* **Exercise prompt**
Reproduce all the entries exactly.

Stored data
:::

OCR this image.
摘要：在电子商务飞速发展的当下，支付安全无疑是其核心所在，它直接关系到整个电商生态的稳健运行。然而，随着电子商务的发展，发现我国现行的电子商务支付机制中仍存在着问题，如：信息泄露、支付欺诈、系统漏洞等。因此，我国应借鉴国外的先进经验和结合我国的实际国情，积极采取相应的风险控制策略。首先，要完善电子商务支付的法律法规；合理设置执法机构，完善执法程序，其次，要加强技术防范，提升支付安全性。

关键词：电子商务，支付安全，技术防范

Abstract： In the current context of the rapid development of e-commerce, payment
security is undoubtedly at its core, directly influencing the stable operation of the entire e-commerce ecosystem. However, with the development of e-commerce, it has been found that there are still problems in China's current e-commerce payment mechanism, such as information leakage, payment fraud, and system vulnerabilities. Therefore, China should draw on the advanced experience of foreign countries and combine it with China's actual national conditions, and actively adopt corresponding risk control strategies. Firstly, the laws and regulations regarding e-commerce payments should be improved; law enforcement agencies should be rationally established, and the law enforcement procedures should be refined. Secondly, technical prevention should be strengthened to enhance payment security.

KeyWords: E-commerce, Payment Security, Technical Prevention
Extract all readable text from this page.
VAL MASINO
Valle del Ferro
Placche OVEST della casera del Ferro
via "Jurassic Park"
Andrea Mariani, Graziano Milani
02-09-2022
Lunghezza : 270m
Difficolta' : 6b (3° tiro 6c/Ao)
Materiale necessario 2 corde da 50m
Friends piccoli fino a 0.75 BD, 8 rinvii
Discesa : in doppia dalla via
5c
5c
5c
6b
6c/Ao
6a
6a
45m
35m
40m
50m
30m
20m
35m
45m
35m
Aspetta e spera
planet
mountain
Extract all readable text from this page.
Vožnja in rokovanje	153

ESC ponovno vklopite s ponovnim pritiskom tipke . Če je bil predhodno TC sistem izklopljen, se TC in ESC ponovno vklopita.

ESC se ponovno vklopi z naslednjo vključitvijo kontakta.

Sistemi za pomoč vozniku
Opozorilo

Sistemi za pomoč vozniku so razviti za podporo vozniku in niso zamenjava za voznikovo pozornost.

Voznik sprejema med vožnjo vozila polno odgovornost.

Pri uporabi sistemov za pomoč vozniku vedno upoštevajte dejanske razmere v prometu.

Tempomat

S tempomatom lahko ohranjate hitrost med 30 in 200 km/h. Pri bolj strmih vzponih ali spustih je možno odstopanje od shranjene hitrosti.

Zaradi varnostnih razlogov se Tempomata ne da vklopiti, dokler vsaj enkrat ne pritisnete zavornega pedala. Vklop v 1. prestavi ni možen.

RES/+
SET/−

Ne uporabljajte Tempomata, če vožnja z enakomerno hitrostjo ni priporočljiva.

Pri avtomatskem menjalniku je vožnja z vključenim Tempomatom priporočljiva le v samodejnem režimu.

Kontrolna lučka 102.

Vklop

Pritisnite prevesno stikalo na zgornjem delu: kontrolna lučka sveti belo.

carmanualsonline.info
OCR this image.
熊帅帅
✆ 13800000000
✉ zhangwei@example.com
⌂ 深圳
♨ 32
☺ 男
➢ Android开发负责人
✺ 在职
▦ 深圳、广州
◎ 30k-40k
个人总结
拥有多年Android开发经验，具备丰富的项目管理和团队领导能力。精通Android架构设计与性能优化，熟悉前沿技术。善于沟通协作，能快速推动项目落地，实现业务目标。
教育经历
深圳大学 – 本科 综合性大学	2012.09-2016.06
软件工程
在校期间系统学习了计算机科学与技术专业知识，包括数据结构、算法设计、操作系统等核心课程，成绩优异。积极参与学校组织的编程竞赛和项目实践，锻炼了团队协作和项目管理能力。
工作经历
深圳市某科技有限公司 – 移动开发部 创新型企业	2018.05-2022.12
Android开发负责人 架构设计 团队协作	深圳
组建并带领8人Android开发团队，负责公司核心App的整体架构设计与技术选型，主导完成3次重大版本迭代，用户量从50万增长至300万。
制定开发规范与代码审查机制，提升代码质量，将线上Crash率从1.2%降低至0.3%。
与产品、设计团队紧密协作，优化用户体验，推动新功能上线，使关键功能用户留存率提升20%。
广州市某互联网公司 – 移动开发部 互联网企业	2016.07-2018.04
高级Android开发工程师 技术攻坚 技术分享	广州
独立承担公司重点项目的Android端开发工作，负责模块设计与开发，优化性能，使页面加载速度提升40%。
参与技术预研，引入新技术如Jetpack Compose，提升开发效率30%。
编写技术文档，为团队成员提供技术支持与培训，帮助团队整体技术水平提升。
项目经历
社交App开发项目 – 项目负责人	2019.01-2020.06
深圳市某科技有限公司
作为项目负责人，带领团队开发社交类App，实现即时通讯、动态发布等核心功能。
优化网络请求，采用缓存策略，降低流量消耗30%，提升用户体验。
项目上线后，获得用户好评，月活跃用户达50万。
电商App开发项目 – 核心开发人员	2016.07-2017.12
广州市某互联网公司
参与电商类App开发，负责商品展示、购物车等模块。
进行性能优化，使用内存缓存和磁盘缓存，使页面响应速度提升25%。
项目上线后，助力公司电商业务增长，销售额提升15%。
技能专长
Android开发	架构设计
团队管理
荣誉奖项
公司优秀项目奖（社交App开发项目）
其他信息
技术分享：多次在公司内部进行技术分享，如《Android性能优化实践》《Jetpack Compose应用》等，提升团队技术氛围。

:::

* **Response below**
OCR this image.
摘要：在电子商务飞速发展的当下，支付安全无疑是其核心所在，它直接关系到整个电商生态的稳健运行。然而，随着电子商务的发展，发现我国现行的电子商务支付机制中仍存在着问题，如：信息泄露、支付欺诈、系统漏洞等。因此，我国应借鉴国外的先进经验和结合我国的实际国情，积极采取相应的风险控制策略。首先，要完善电子商务支付的法律法规；合理设置执法机构，完善执法程序，其次，要加强技术防范，提升支付安全性。

关键词：电子商务，支付安全，技术防范

Abstract： In the current context of the rapid development of e-commerce, payment
security is undoubtedly at its core, directly influencing the stable operation of the entire e-commerce ecosystem. However, with the development of e-commerce, it has been found that there are still problems in China's current e-commerce payment mechanism, such as information leakage, payment fraud, and system vulnerabilities. Therefore, China should draw on the advanced experience of foreign countries and combine it with China's actual national conditions, and actively adopt corresponding risk control strategies. Firstly, the laws and regulations regarding e-commerce payments should be improved; law enforcement agencies should be rationally established, and the law enforcement procedures should be refined. Secondly, technical prevention should be strengthened to enhance payment security.

KeyWords: E-commerce, Payment Security, Technical Prevention
Extract all readable text from this page.
VAL MASINO
Valle del Ferro
Placche OVEST della casera del Ferro
via "Jurassic Park"
Andrea Mariani, Graziano Milani
02-09-2022
Lunghezza : 270m
Difficolta' : 6b (3° tiro 6c/Ao)
Materiale necessario 2 corde da 50m
Friends piccoli fino a 0.75 BD, 8 rinvii
Discesa : in doppia dalla via
5c
5c
5c
6b
6c/Ao
6a
6a
45m
35m
40m
50m
30m
20m
35m
45m
35m
Aspetta e spera
planet
mountain
Extract all readable text from this page.
Vožnja in rokovanje	153

ESC ponovno vklopite s ponovnim pritiskom tipke . Če je bil predhodno TC sistem izklopljen, se TC in ESC ponovno vklopita.

ESC se ponovno vklopi z naslednjo vključitvijo kontakta.

Sistemi za pomoč vozniku
Opozorilo

Sistemi za pomoč vozniku so razviti za podporo vozniku in niso zamenjava za voznikovo pozornost.

Voznik sprejema med vožnjo vozila polno odgovornost.

Pri uporabi sistemov za pomoč vozniku vedno upoštevajte dejanske razmere v prometu.

Tempomat

S tempomatom lahko ohranjate hitrost med 30 in 200 km/h. Pri bolj strmih vzponih ali spustih je možno odstopanje od shranjene hitrosti.

Zaradi varnostnih razlogov se Tempomata ne da vklopiti, dokler vsaj enkrat ne pritisnete zavornega pedala. Vklop v 1. prestavi ni možen.

RES/+
SET/−

Ne uporabljajte Tempomata, če vožnja z enakomerno hitrostjo ni priporočljiva.

Pri avtomatskem menjalniku je vožnja z vključenim Tempomatom priporočljiva le v samodejnem režimu.

Kontrolna lučka 102.

Vklop

Pritisnite prevesno stikalo na zgornjem delu: kontrolna lučka sveti belo.

carmanualsonline.info
OCR this image.
熊帅帅
✆ 13800000000
✉ zhangwei@example.com
⌂ 深圳
♨ 32
☺ 男
➢ Android开发负责人
✺ 在职
▦ 深圳、广州
◎ 30k-40k
个人总结
拥有多年Android开发经验，具备丰富的项目管理和团队领导能力。精通Android架构设计与性能优化，熟悉前沿技术。善于沟通协作，能快速推动项目落地，实现业务目标。
教育经历
深圳大学 – 本科 综合性大学	2012.09-2016.06
软件工程
在校期间系统学习了计算机科学与技术专业知识，包括数据结构、算法设计、操作系统等核心课程，成绩优异。积极参与学校组织的编程竞赛和项目实践，锻炼了团队协作和项目管理能力。
工作经历
深圳市某科技有限公司 – 移动开发部 创新型企业	2018.05-2022.12
Android开发负责人 架构设计 团队协作	深圳
组建并带领8人Android开发团队，负责公司核心App的整体架构设计与技术选型，主导完成3次重大版本迭代，用户量从50万增长至300万。
制定开发规范与代码审查机制，提升代码质量，将线上Crash率从1.2%降低至0.3%。
与产品、设计团队紧密协作，优化用户体验，推动新功能上线，使关键功能用户留存率提升20%。
广州市某互联网公司 – 移动开发部 互联网企业	2016.07-2018.04
高级Android开发工程师 技术攻坚 技术分享	广州
独立承担公司重点项目的Android端开发工作，负责模块设计与开发，优化性能，使页面加载速度提升40%。
参与技术预研，引入新技术如Jetpack Compose，提升开发效率30%。
编写技术文档，为团队成员提供技术支持与培训，帮助团队整体技术水平提升。
项目经历
社交App开发项目 – 项目负责人	2019.01-2020.06
深圳市某科技有限公司
作为项目负责人，带领团队开发社交类App，实现即时通讯、动态发布等核心功能。
优化网络请求，采用缓存策略，降低流量消耗30%，提升用户体验。
项目上线后，获得用户好评，月活跃用户达50万。
电商App开发项目 – 核心开发人员	2016.07-2017.12
广州市某互联网公司
参与电商类App开发，负责商品展示、购物车等模块。
进行性能优化，使用内存缓存和磁盘缓存，使页面响应速度提升25%。
项目上线后，助力公司电商业务增长，销售额提升15%。
技能专长
Android开发	架构设计
团队管理
荣誉奖项
公司优秀项目奖（社交App开发项目）
其他信息
技术分享：多次在公司内部进行技术分享，如《Android性能优化实践》《Jetpack Compose应用》等，提升团队技术氛围。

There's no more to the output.